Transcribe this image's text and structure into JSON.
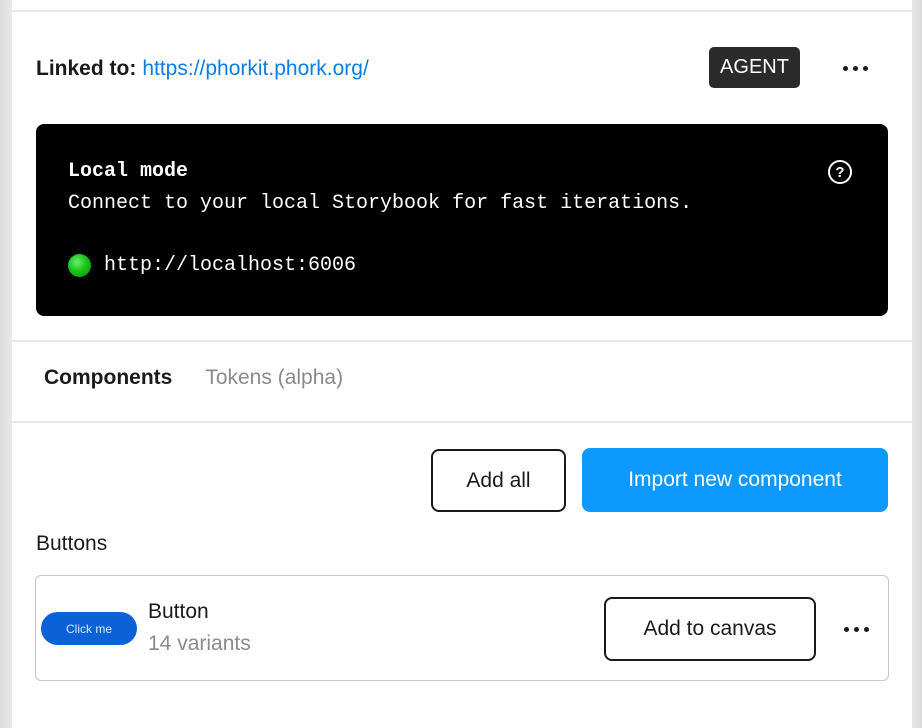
{
  "header": {
    "linked_label": "Linked to:",
    "linked_url": "https://phorkit.phork.org/",
    "badge": "AGENT",
    "more_icon": "more-horizontal-icon"
  },
  "local_mode": {
    "title": "Local mode",
    "description": "Connect to your local Storybook for fast iterations.",
    "help_icon": "?",
    "status_color": "#19c419",
    "url": "http://localhost:6006"
  },
  "tabs": [
    {
      "label": "Components",
      "active": true
    },
    {
      "label": "Tokens (alpha)",
      "active": false
    }
  ],
  "actions": {
    "add_all": "Add all",
    "import_new": "Import new component"
  },
  "groups": [
    {
      "label": "Buttons",
      "components": [
        {
          "preview_label": "Click me",
          "name": "Button",
          "variants": "14 variants",
          "add_label": "Add to canvas"
        }
      ]
    }
  ],
  "colors": {
    "link": "#0a7ee6",
    "primary": "#0d99ff",
    "badge_bg": "#2b2b2b",
    "preview_button": "#0a62d6"
  }
}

● ● ● ● ● ● ●

### Exercise directions
Restate the entire listing word for word, excluding pictures.

### Complete response
Transcribe this image's text and structure into JSON.
{
  "header": {
    "linked_label": "Linked to:",
    "linked_url": "https://phorkit.phork.org/",
    "badge": "AGENT",
    "more_icon": "more-horizontal-icon"
  },
  "local_mode": {
    "title": "Local mode",
    "description": "Connect to your local Storybook for fast iterations.",
    "help_icon": "?",
    "status_color": "#19c419",
    "url": "http://localhost:6006"
  },
  "tabs": [
    {
      "label": "Components",
      "active": true
    },
    {
      "label": "Tokens (alpha)",
      "active": false
    }
  ],
  "actions": {
    "add_all": "Add all",
    "import_new": "Import new component"
  },
  "groups": [
    {
      "label": "Buttons",
      "components": [
        {
          "preview_label": "Click me",
          "name": "Button",
          "variants": "14 variants",
          "add_label": "Add to canvas"
        }
      ]
    }
  ],
  "colors": {
    "link": "#0a7ee6",
    "primary": "#0d99ff",
    "badge_bg": "#2b2b2b",
    "preview_button": "#0a62d6"
  }
}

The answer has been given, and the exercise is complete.